Saved entries:

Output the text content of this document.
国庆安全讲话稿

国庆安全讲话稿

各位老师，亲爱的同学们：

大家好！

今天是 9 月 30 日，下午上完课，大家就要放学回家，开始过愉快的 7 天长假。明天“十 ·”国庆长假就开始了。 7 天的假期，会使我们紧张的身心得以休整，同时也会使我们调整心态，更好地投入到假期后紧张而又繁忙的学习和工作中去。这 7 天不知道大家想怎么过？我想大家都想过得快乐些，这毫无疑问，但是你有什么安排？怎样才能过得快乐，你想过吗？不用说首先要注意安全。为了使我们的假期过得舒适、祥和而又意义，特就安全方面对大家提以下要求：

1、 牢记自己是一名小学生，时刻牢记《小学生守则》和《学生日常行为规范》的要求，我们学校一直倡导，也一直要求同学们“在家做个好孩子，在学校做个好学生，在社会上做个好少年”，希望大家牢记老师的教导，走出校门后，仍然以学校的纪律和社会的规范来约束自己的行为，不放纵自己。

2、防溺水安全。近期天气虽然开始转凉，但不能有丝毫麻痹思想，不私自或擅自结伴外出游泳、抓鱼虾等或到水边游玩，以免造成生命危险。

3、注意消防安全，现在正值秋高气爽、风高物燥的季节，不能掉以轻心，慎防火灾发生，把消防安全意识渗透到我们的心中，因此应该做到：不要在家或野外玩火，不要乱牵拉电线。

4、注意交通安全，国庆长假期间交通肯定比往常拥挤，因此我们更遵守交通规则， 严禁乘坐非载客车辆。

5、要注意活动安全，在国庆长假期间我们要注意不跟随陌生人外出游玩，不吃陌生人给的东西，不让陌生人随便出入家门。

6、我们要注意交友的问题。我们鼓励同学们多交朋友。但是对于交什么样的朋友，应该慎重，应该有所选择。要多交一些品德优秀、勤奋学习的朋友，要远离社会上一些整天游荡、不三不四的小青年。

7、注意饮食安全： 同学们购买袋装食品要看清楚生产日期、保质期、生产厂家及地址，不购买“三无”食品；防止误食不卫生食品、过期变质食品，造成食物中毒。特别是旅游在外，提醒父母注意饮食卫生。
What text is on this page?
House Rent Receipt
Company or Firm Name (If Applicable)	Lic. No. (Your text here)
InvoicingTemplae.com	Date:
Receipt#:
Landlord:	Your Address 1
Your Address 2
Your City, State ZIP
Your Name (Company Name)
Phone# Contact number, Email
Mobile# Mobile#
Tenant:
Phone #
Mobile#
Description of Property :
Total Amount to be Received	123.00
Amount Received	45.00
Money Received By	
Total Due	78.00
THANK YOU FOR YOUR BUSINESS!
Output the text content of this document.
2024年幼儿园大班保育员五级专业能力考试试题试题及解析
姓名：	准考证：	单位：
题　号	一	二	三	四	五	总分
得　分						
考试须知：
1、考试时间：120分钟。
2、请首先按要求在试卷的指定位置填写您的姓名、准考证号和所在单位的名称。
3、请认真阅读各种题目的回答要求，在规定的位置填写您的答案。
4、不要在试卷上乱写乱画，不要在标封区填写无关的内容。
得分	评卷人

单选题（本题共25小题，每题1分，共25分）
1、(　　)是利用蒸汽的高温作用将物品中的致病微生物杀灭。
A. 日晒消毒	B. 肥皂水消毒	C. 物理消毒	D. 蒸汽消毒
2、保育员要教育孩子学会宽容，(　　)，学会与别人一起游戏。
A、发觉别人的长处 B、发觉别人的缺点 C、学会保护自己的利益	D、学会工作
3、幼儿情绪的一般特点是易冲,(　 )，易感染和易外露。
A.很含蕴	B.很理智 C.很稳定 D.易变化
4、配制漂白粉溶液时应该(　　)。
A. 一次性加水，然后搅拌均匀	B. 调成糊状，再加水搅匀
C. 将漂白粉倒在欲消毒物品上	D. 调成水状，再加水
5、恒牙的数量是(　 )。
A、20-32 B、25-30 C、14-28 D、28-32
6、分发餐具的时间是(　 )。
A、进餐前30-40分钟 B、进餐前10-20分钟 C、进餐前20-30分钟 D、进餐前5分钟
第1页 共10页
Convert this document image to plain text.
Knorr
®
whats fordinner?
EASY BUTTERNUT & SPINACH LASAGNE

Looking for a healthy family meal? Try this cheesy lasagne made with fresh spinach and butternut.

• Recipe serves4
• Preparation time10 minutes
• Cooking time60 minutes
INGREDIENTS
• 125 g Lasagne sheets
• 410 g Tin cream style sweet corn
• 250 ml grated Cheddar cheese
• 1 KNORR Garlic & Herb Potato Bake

Objective: Your task is to return, exactly and on their own, the lines from the one containing "What text is on this page?" through the last line of the listing.

Complete answer:
What text is on this page?
House Rent Receipt
Company or Firm Name (If Applicable)	Lic. No. (Your text here)
InvoicingTemplae.com	Date:
Receipt#:
Landlord:	Your Address 1
Your Address 2
Your City, State ZIP
Your Name (Company Name)
Phone# Contact number, Email
Mobile# Mobile#
Tenant:
Phone #
Mobile#
Description of Property :
Total Amount to be Received	123.00
Amount Received	45.00
Money Received By	
Total Due	78.00
THANK YOU FOR YOUR BUSINESS!
Output the text content of this document.
2024年幼儿园大班保育员五级专业能力考试试题试题及解析
姓名：	准考证：	单位：
题　号	一	二	三	四	五	总分
得　分						
考试须知：
1、考试时间：120分钟。
2、请首先按要求在试卷的指定位置填写您的姓名、准考证号和所在单位的名称。
3、请认真阅读各种题目的回答要求，在规定的位置填写您的答案。
4、不要在试卷上乱写乱画，不要在标封区填写无关的内容。
得分	评卷人

单选题（本题共25小题，每题1分，共25分）
1、(　　)是利用蒸汽的高温作用将物品中的致病微生物杀灭。
A. 日晒消毒	B. 肥皂水消毒	C. 物理消毒	D. 蒸汽消毒
2、保育员要教育孩子学会宽容，(　　)，学会与别人一起游戏。
A、发觉别人的长处 B、发觉别人的缺点 C、学会保护自己的利益	D、学会工作
3、幼儿情绪的一般特点是易冲,(　 )，易感染和易外露。
A.很含蕴	B.很理智 C.很稳定 D.易变化
4、配制漂白粉溶液时应该(　　)。
A. 一次性加水，然后搅拌均匀	B. 调成糊状，再加水搅匀
C. 将漂白粉倒在欲消毒物品上	D. 调成水状，再加水
5、恒牙的数量是(　 )。
A、20-32 B、25-30 C、14-28 D、28-32
6、分发餐具的时间是(　 )。
A、进餐前30-40分钟 B、进餐前10-20分钟 C、进餐前20-30分钟 D、进餐前5分钟
第1页 共10页
Convert this document image to plain text.
Knorr
®
whats fordinner?
EASY BUTTERNUT & SPINACH LASAGNE

Looking for a healthy family meal? Try this cheesy lasagne made with fresh spinach and butternut.

• Recipe serves4
• Preparation time10 minutes
• Cooking time60 minutes
INGREDIENTS
• 125 g Lasagne sheets
• 410 g Tin cream style sweet corn
• 250 ml grated Cheddar cheese
• 1 KNORR Garlic & Herb Potato Bake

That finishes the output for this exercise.